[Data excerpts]
------------------------

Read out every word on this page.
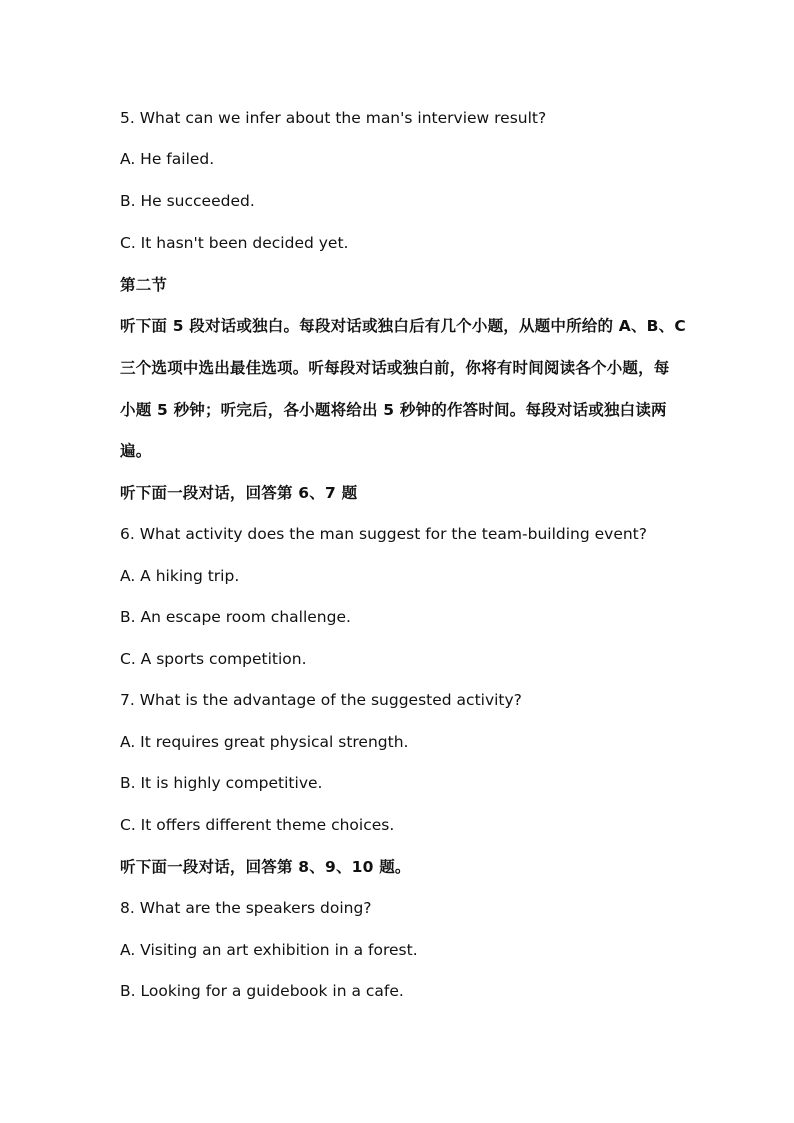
5. What can we infer about the man's interview result?
A. He failed.
B. He succeeded.
C. It hasn't been decided yet.
第二节
听下面 5 段对话或独白。每段对话或独白后有几个小题，从题中所给的 A、B、C
三个选项中选出最佳选项。听每段对话或独白前，你将有时间阅读各个小题，每
小题 5 秒钟；听完后，各小题将给出 5 秒钟的作答时间。每段对话或独白读两
遍。
听下面一段对话，回答第 6、7 题
6. What activity does the man suggest for the team-building event?
A. A hiking trip.
B. An escape room challenge.
C. A sports competition.
7. What is the advantage of the suggested activity?
A. It requires great physical strength.
B. It is highly competitive.
C. It offers different theme choices.
听下面一段对话，回答第 8、9、10 题。
8. What are the speakers doing?
A. Visiting an art exhibition in a forest.
B. Looking for a guidebook in a cafe.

------------------------

- **Given instruction**: Find all lines where the word "activity" appears. Copy them.

- **Solved exercise**:
6. What activity does the man suggest for the team-building event?
7. What is the advantage of the suggested activity?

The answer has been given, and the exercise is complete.